— What you need to do —
Pull out from the material below all lines with "color".

>> START Records supplied

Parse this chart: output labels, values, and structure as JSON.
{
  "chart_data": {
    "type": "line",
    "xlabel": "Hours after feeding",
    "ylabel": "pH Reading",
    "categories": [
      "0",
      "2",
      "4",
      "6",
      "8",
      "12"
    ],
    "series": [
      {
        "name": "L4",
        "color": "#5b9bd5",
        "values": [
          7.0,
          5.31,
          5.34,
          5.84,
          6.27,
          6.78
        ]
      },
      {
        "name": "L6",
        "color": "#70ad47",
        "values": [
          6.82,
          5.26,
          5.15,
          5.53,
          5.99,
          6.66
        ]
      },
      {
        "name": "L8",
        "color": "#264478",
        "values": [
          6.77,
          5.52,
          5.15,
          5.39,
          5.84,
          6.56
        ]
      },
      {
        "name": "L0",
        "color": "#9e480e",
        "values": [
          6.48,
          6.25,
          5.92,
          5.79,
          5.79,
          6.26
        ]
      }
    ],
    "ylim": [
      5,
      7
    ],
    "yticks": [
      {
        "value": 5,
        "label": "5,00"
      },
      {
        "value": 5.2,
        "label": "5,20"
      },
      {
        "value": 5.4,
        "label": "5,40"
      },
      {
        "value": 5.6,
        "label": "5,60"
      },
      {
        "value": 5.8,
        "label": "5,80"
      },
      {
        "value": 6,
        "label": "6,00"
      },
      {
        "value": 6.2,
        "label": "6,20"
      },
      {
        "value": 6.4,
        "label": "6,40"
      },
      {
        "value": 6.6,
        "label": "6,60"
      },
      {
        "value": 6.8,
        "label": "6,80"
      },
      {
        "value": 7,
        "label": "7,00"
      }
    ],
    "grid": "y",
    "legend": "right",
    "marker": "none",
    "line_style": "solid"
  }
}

>> END Records supplied

— Reply to the exercise —
        "color": "#5b9bd5",
        "color": "#70ad47",
        "color": "#264478",
        "color": "#9e480e",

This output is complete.